• **EXERCISE DIRECTIONS**
Find the lines of data that contain the string "laser", then list them.

____ RECORDS

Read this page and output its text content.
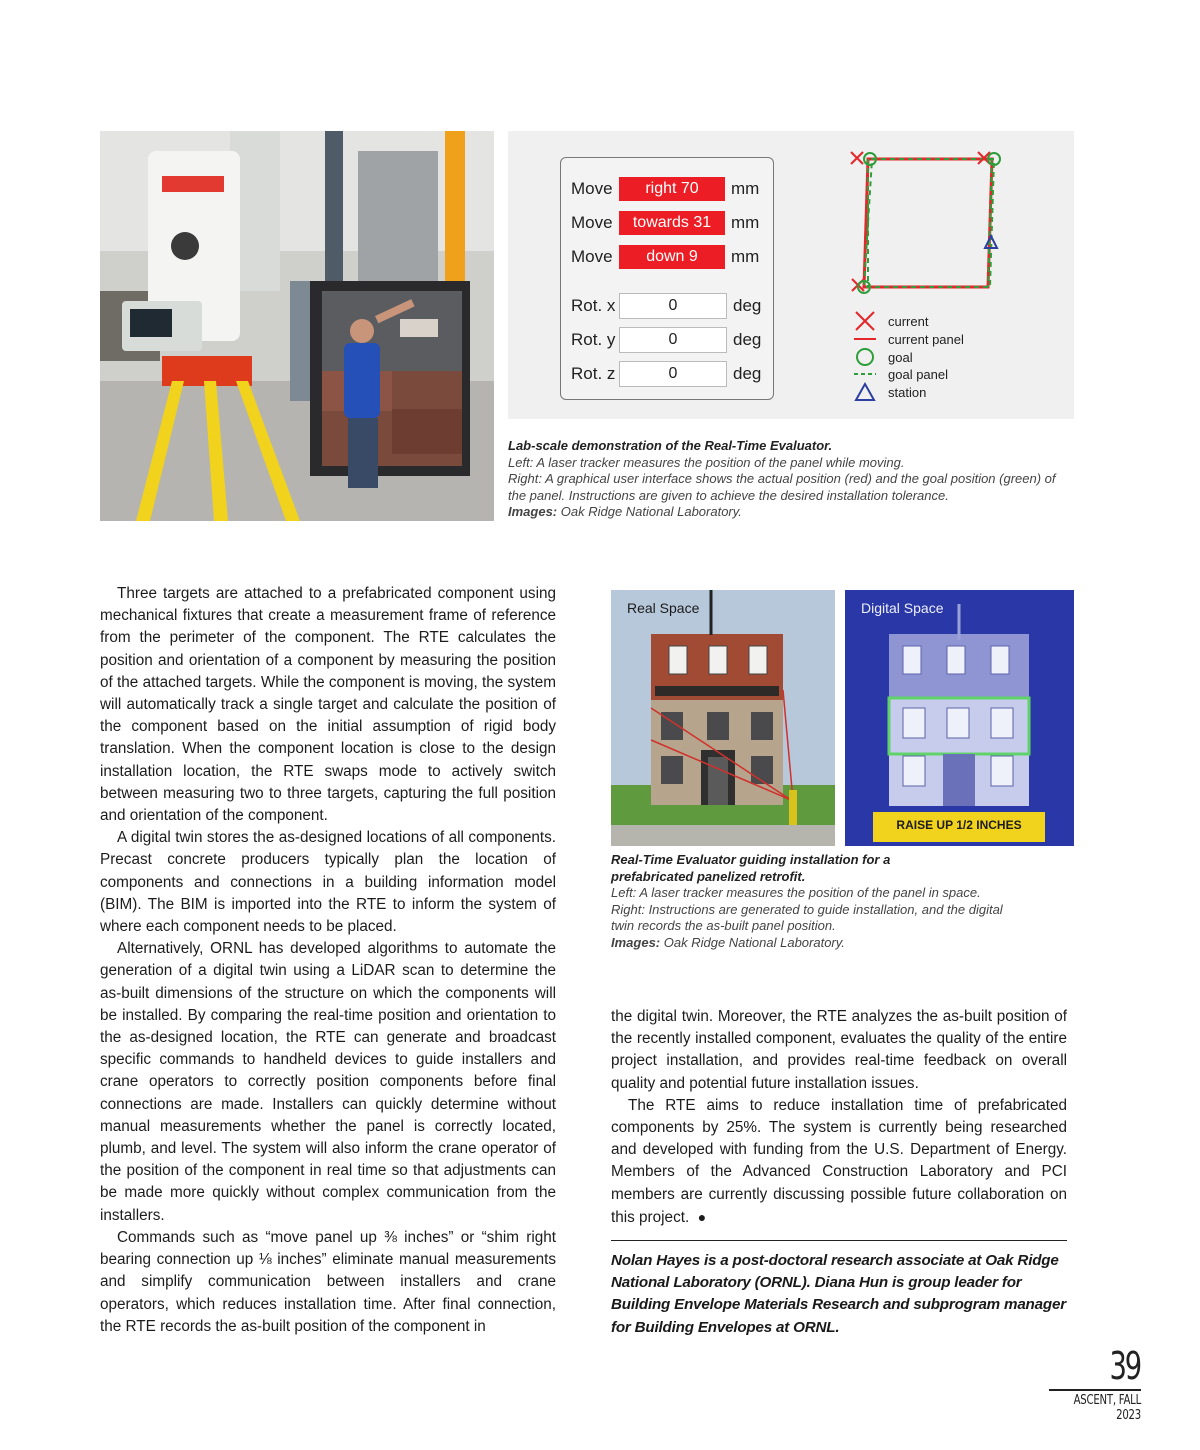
Move	right 70	mm
Move	towards 31	mm
Move	down 9	mm
Rot. x	0	deg
Rot. y	0	deg
Rot. z	0	deg
current
current panel
goal
goal panel
station
Lab-scale demonstration of the Real-Time Evaluator.
Left: A laser tracker measures the position of the panel while moving.
Right: A graphical user interface shows the actual position (red) and the goal position (green) of the panel. Instructions are given to achieve the desired installation tolerance.
Images: Oak Ridge National Laboratory.

Three targets are attached to a prefabricated component using mechanical fixtures that create a measurement frame of reference from the perimeter of the component. The RTE calculates the position and orientation of a component by measuring the position of the attached targets. While the component is moving, the system will automatically track a single target and calculate the position of the component based on the initial assumption of rigid body translation. When the component location is close to the design installation location, the RTE swaps mode to actively switch between measuring two to three targets, capturing the full position and orientation of the component.

A digital twin stores the as-designed locations of all components. Precast concrete producers typically plan the location of components and connections in a building information model (BIM). The BIM is imported into the RTE to inform the system of where each component needs to be placed.

Alternatively, ORNL has developed algorithms to automate the generation of a digital twin using a LiDAR scan to determine the as-built dimensions of the structure on which the components will be installed. By comparing the real-time position and orientation to the as-designed location, the RTE can generate and broadcast specific commands to handheld devices to guide installers and crane operators to correctly position components before final connections are made. Installers can quickly determine without manual measurements whether the panel is correctly located, plumb, and level. The system will also inform the crane operator of the position of the component in real time so that adjustments can be made more quickly without complex communication from the installers.

Commands such as “move panel up ⅜ inches” or “shim right bearing connection up ⅛ inches” eliminate manual measurements and simplify communication between installers and crane operators, which reduces installation time. After final connection, the RTE records the as-built position of the component in

Real Space	Digital Space
RAISE UP 1/2 INCHES
Real-Time Evaluator guiding installation for a prefabricated panelized retrofit.
Left: A laser tracker measures the position of the panel in space.
Right: Instructions are generated to guide installation, and the digital twin records the as-built panel position.
Images: Oak Ridge National Laboratory.

the digital twin. Moreover, the RTE analyzes the as-built position of the recently installed component, evaluates the quality of the entire project installation, and provides real-time feedback on overall quality and potential future installation issues.

The RTE aims to reduce installation time of prefabricated components by 25%. The system is currently being researched and developed with funding from the U.S. Department of Energy. Members of the Advanced Construction Laboratory and PCI members are currently discussing possible future collaboration on this project. ●

Nolan Hayes is a post-doctoral research associate at Oak Ridge National Laboratory (ORNL). Diana Hun is group leader for Building Envelope Materials Research and subprogram manager for Building Envelopes at ORNL.
39
ASCENT, FALL 2023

________

• **ANSWER TO THE PROBLEM**
Left: A laser tracker measures the position of the panel while moving.
Left: A laser tracker measures the position of the panel in space.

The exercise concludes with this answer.